=== Stored rows ===

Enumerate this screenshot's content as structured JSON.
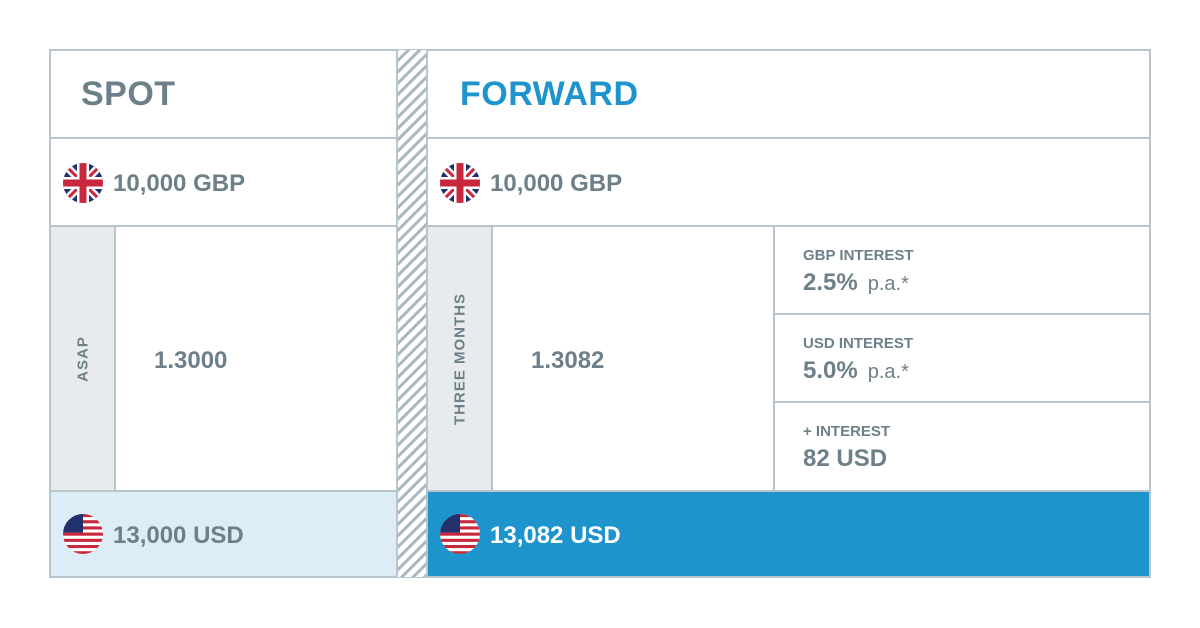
{
  "spot": {
    "title": "SPOT",
    "amount_from": "10,000 GBP",
    "term": "ASAP",
    "rate": "1.3000",
    "amount_to": "13,000 USD"
  },
  "forward": {
    "title": "FORWARD",
    "amount_from": "10,000 GBP",
    "term": "THREE MONTHS",
    "rate": "1.3082",
    "gbp_interest": {
      "label": "GBP INTEREST",
      "value": "2.5%",
      "unit": "p.a.*"
    },
    "usd_interest": {
      "label": "USD INTEREST",
      "value": "5.0%",
      "unit": "p.a.*"
    },
    "plus_interest": {
      "label": "+ INTEREST",
      "value": "82 USD"
    },
    "amount_to": "13,082 USD"
  },
  "colors": {
    "border": "#b9c5cc",
    "text_gray": "#6d7f88",
    "forward_blue": "#1e94cc",
    "spot_result_bg": "#dcedf6",
    "term_bg": "#e7ebed"
  },
  "icons": [
    "uk-flag-icon",
    "us-flag-icon"
  ]
}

===

Written exercise: Copy the entries above faithfully and omit every image.

Exercise output:
Enumerate this screenshot's content as structured JSON.
{
  "spot": {
    "title": "SPOT",
    "amount_from": "10,000 GBP",
    "term": "ASAP",
    "rate": "1.3000",
    "amount_to": "13,000 USD"
  },
  "forward": {
    "title": "FORWARD",
    "amount_from": "10,000 GBP",
    "term": "THREE MONTHS",
    "rate": "1.3082",
    "gbp_interest": {
      "label": "GBP INTEREST",
      "value": "2.5%",
      "unit": "p.a.*"
    },
    "usd_interest": {
      "label": "USD INTEREST",
      "value": "5.0%",
      "unit": "p.a.*"
    },
    "plus_interest": {
      "label": "+ INTEREST",
      "value": "82 USD"
    },
    "amount_to": "13,082 USD"
  },
  "colors": {
    "border": "#b9c5cc",
    "text_gray": "#6d7f88",
    "forward_blue": "#1e94cc",
    "spot_result_bg": "#dcedf6",
    "term_bg": "#e7ebed"
  },
  "icons": [
    "uk-flag-icon",
    "us-flag-icon"
  ]
}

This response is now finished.